### VORLIEGENDER TEXT
□ □ □ □

Welche Bedeutung kommt dem Beanspruchungserleben von Lehrkräften zu?

Belastungen sind berufsbezogene Umweltfaktoren, die auf die Person einwirken und zu positiven oder negativen Reaktionen führen können. Unterschieden wird zwischen objektiven Belastungen (psychophysiologisch nachweisbare Umweltmerkmale wie z. B. Lärm oder organisatorische Strukturen) und subjektiven Belastungen (individuelle Wahrnehmung und Interpretation von Umweltbedingungen).

Bei Beanspruchung handelt es sich um individuelle Reaktionen auf Belastungen; unterschieden werden kann zwischen kurzfristigen Beanspruchungsreaktionen (z. B. positives/negatives Empfinden, verminderte Konzentration) und langfristigen Beanspruchungsfolgen (chronischer Stress, Burnout).

Unter Burnout versteht man langfristige Beanspruchungsfolgen; Burnout ist ein psychologisches Syndrom, welches durch die Symptome emotionale Erschöpfung, Depersonalisierung und ein Gefühl verminderter Leistungsfähigkeit gekennzeichnet ist.

Burnout wird mit dem MBI - Maslach Burnout Inventory - diagnostiziert mit 3 Kernsymptomen:

  1. emotionale Erschöpfung (Gefühle der emotionalen Überforderung und der Ermüdung, z. B. „Am Ende des Schultages fühle ich mich erledigt.“)

□ □ □ □

### ZU LÖSENDE AUFGABEN
(1) Beantworte anhand des Textes zur Beanspruchung von Lehrkräften diese drei Fragen:
(a) Welche zwei Arten von Belastungen werden unterschieden?
(b) Durch welche drei Symptome ist Burnout laut Text gekennzeichnet?
(c) Mit welchem Instrument wird Burnout diagnostiziert?
(2) Führe den Text zur Beanspruchung von Lehrkräften nach seinem letzten Satz weiter.
Die anschließende Auflistung ist eigenständiges Material und gehört nicht zum Text über die Beanspruchung von Lehrkräften.

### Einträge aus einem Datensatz
□ □ □ □

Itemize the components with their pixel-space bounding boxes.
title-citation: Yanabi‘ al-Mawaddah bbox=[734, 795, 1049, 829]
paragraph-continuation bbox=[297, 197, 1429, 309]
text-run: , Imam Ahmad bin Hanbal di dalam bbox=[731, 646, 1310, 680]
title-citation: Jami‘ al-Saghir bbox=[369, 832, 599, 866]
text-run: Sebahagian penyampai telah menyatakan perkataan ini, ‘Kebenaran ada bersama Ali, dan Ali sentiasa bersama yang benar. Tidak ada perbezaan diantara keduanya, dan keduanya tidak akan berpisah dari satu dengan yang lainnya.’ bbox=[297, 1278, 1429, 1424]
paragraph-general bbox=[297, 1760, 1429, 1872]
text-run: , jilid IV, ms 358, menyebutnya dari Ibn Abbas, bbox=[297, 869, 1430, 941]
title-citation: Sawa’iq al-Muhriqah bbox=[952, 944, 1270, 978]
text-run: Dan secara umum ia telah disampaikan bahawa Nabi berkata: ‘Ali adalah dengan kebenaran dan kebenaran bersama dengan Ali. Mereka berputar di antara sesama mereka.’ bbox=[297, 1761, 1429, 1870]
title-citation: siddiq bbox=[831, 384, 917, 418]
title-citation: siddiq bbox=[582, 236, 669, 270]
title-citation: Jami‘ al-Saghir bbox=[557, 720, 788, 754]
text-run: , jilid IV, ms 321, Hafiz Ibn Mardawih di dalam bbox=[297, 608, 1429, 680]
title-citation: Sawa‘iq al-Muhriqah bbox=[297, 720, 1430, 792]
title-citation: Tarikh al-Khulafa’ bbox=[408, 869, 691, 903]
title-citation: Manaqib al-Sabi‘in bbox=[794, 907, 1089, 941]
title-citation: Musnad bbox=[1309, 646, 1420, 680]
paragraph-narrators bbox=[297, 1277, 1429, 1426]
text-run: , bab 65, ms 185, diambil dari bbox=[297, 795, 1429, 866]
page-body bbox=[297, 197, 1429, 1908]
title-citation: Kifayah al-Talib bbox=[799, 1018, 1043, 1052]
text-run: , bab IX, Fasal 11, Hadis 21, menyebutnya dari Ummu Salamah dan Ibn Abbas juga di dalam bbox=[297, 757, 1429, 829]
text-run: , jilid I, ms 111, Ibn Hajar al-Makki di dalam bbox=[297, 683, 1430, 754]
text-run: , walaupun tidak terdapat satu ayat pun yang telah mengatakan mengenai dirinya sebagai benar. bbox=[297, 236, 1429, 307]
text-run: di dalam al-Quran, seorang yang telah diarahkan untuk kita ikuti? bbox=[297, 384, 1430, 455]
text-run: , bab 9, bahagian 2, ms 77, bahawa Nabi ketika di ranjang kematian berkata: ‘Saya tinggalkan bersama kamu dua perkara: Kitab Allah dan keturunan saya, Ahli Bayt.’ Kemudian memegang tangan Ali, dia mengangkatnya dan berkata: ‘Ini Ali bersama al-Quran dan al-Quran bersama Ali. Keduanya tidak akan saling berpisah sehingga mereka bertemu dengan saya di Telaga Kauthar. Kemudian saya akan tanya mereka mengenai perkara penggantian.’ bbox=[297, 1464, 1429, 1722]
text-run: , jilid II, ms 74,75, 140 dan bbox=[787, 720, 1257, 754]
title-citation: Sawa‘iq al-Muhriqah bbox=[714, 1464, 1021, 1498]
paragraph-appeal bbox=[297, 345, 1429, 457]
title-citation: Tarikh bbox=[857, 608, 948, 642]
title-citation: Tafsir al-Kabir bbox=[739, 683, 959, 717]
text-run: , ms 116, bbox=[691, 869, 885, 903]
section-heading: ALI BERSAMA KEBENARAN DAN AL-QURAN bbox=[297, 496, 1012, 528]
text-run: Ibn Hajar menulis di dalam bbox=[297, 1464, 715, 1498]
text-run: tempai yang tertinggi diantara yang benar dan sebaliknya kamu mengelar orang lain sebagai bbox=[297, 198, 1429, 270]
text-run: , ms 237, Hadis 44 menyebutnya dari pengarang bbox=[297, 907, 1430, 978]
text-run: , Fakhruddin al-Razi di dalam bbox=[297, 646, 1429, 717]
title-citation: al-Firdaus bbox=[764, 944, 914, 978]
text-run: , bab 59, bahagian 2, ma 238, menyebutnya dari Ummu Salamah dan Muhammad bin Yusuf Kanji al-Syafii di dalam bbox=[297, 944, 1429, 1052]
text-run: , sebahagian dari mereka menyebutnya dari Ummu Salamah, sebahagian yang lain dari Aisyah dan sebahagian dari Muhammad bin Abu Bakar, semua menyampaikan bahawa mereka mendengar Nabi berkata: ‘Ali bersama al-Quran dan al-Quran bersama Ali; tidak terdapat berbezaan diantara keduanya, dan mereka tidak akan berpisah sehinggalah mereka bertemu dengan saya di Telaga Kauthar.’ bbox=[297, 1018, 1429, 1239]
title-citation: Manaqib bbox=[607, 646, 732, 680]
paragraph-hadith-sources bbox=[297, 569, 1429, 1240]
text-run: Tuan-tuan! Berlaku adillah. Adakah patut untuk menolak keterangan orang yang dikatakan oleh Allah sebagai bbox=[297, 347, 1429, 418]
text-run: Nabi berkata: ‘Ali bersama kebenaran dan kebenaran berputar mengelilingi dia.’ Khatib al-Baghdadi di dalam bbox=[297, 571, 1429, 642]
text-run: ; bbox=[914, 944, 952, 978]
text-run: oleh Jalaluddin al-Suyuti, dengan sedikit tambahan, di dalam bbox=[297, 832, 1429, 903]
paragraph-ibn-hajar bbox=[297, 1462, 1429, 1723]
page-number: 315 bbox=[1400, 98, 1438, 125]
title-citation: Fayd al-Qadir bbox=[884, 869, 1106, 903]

□ □ □ □

### ERWARTETE LÖSUNGEN
(1)
(a) Objektive Belastungen und subjektive Belastungen.
(b) Durch emotionale Erschöpfung, Depersonalisierung und ein Gefühl verminderter Leistungsfähigkeit.
(c) Mit dem MBI, dem Maslach Burnout Inventory.

(2)
  2. Depersonalisierung (zunehmend zynische und negative Einstellung, vor allem bezogen auf die Schülerinnen und Schüler, z. B. „Ich glaube, ich behandle Schüler zum Teil ziemlich unpersönlich.“).
  3. wahrgenommener Leistungsmangel (Gefühl der verminderten Leistungsfähigkeit ab, z. B. „Ich fühle mich voller Tatkraft“, umgepoltes Item).

Die berufliche Situationen werden vor allem dann von Personen als belastend empfunden, wenn es ihnen an Ressourcen mangelt, um die Situation angemessen bewältigen zu können. Dabei wird zwischen personalen Ressourcen (z. B. Fähigkeiten oder Strategien) und sozialen Ressourcen (z. B. Unterstützung durch Kollegen) unterschieden.
Wichtig ist, dass Lehrkräfte nicht ausschließlich als Opfer ihrer Arbeitsbedingungen betrachtet werden, sondern ihnen eine aktive Rolle bei der Mitgestaltung ihrer Belastungssituation zugeschrieben wird.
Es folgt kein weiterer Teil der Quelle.